## Problem to work on:
Find the lines with "INITIATED" in them and copy them out.

━━ Working data

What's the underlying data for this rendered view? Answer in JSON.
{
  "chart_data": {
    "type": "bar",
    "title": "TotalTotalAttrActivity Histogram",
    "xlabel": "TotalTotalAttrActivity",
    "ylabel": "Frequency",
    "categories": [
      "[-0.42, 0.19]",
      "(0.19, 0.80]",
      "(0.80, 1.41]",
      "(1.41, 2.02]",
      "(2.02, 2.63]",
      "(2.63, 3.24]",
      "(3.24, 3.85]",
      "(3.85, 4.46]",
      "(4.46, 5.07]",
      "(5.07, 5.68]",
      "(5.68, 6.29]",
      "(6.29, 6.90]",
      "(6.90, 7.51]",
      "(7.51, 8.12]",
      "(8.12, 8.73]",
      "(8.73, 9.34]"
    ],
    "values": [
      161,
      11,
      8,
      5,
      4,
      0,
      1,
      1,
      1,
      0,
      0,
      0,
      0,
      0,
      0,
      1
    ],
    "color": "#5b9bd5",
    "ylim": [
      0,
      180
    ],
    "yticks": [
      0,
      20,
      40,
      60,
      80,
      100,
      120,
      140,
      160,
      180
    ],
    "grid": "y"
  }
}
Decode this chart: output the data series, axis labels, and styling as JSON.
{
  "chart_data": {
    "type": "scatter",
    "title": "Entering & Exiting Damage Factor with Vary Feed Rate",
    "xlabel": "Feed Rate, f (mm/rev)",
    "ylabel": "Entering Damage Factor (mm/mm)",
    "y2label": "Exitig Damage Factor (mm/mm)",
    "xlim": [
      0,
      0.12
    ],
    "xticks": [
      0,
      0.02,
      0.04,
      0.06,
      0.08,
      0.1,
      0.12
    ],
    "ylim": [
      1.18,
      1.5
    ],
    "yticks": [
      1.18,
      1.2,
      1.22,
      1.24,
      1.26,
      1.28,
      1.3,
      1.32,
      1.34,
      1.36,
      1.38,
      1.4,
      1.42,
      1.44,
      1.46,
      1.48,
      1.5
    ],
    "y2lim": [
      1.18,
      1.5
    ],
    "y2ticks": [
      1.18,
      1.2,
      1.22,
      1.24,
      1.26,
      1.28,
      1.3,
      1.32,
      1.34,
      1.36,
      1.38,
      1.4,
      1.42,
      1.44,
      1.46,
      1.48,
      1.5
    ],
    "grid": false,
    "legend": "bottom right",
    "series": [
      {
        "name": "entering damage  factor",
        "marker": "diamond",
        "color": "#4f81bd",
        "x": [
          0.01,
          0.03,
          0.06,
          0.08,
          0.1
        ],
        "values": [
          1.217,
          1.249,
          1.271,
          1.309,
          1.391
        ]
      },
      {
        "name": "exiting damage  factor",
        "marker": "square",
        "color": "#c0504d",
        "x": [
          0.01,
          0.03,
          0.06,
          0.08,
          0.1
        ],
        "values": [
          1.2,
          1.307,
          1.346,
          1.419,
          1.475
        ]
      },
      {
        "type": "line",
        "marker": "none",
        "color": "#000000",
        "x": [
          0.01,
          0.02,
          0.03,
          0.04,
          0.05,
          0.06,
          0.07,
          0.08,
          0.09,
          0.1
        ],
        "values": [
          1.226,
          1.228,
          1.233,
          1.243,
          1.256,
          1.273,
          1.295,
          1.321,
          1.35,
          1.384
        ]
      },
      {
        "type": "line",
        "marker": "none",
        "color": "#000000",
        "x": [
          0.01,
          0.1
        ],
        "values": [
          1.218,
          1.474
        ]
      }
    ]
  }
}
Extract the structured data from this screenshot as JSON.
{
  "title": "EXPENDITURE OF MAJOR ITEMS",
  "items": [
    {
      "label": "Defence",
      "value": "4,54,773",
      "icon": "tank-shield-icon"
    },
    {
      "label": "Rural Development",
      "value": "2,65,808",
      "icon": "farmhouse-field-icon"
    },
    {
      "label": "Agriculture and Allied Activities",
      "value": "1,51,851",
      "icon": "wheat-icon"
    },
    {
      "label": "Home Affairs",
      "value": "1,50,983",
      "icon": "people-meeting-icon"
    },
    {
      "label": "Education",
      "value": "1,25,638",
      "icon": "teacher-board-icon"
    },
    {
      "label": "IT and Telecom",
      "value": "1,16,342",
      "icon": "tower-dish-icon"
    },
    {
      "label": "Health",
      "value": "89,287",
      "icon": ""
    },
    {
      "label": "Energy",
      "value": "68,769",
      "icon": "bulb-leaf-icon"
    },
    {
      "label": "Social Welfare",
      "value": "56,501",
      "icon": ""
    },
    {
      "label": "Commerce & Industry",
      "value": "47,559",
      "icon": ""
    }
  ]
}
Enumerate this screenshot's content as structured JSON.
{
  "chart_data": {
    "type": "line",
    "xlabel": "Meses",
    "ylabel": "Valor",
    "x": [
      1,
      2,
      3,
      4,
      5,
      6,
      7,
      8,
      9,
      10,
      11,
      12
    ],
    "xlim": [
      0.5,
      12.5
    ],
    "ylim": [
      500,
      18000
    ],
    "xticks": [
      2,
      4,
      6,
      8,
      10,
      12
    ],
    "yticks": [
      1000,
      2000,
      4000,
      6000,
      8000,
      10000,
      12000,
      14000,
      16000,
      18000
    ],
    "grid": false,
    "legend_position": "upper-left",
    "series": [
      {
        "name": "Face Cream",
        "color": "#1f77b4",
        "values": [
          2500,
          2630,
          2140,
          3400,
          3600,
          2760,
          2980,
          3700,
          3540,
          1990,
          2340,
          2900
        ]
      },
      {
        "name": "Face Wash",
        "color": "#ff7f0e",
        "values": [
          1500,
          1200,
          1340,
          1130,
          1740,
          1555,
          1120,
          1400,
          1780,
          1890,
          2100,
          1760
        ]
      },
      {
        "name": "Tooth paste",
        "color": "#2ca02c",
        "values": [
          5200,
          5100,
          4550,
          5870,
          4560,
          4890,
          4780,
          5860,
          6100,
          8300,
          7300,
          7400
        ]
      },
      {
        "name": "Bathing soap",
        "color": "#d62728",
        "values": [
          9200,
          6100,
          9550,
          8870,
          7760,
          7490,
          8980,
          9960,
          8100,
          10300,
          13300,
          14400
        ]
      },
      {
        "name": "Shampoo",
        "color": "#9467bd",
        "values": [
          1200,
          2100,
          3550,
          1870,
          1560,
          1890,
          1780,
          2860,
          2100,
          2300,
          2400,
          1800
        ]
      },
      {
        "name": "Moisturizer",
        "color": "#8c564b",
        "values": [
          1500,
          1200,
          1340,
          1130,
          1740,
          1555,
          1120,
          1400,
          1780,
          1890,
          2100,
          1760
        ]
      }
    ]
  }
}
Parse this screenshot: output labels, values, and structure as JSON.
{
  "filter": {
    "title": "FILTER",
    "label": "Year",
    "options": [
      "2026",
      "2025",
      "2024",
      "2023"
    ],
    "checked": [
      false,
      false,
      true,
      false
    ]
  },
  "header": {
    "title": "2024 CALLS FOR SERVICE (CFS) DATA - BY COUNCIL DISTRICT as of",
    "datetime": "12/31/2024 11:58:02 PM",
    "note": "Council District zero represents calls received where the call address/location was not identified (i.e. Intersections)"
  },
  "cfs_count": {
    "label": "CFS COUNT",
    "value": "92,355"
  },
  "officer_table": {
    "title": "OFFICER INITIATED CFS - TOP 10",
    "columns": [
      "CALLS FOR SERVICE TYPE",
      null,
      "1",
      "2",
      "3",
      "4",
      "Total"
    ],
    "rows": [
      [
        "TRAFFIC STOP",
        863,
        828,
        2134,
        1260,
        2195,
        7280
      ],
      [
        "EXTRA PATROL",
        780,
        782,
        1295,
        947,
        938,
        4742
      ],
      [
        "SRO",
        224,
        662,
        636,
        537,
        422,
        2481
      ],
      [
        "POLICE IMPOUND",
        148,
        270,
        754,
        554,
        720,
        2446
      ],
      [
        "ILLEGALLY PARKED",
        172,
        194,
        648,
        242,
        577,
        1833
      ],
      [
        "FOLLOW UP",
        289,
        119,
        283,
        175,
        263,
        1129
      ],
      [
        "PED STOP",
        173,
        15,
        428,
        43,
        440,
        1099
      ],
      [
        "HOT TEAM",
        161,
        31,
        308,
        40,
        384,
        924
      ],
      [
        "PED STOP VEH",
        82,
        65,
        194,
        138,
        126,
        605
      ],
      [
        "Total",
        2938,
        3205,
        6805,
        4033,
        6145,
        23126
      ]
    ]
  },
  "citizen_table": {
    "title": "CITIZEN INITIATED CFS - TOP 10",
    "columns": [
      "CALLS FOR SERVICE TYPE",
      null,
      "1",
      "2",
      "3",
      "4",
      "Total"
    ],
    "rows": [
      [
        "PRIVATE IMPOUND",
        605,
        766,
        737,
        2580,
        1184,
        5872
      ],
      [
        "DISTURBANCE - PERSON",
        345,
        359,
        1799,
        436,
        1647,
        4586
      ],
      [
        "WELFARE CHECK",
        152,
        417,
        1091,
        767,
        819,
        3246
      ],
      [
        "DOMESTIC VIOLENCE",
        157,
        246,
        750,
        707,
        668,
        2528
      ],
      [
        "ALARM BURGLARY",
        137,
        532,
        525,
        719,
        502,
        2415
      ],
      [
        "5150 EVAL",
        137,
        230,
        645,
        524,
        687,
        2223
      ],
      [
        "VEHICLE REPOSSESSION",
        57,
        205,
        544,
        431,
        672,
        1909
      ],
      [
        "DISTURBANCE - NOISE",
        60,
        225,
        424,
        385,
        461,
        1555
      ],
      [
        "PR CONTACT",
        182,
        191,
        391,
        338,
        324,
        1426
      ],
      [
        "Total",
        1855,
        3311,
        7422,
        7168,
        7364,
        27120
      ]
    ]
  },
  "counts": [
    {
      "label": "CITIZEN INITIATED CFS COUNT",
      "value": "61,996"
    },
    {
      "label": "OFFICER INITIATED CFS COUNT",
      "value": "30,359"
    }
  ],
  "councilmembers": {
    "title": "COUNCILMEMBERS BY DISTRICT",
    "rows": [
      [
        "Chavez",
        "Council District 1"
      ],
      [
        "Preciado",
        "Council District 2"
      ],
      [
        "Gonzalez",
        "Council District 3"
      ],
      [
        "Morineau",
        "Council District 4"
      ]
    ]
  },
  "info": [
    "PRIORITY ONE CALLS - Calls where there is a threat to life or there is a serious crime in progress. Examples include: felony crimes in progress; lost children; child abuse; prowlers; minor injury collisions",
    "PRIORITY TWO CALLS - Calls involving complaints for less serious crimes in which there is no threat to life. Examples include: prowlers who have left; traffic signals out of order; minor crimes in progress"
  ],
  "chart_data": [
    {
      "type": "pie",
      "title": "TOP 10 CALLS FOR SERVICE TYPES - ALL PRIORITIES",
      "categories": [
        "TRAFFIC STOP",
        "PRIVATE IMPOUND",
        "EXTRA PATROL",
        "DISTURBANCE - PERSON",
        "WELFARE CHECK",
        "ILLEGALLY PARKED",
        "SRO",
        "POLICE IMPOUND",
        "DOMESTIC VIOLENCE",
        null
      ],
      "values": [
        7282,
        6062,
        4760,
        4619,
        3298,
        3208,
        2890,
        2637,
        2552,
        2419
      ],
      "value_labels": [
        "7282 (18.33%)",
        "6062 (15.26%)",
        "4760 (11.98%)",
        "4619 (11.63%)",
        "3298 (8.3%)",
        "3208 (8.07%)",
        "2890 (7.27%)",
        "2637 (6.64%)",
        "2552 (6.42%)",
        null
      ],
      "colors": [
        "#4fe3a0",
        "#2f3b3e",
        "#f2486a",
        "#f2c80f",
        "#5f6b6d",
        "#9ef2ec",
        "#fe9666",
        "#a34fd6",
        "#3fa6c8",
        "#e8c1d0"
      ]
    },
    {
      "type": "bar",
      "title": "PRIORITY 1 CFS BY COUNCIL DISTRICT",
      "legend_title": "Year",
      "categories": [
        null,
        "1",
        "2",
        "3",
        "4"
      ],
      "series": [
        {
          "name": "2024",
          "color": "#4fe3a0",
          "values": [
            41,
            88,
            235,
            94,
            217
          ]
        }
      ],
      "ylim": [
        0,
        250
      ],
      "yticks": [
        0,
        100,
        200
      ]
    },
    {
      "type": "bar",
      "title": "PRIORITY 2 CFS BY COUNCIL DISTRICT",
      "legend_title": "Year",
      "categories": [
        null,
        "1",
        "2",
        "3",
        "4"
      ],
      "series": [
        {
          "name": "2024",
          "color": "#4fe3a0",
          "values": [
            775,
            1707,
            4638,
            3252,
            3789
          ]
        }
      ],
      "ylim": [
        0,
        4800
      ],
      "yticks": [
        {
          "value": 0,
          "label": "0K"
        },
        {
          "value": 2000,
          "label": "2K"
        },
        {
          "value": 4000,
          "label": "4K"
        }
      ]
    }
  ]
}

━━━━

## Solution for this problem:
    "title": "OFFICER INITIATED CFS - TOP 10",
    "title": "CITIZEN INITIATED CFS - TOP 10",
      "label": "CITIZEN INITIATED CFS COUNT",
      "label": "OFFICER INITIATED CFS COUNT",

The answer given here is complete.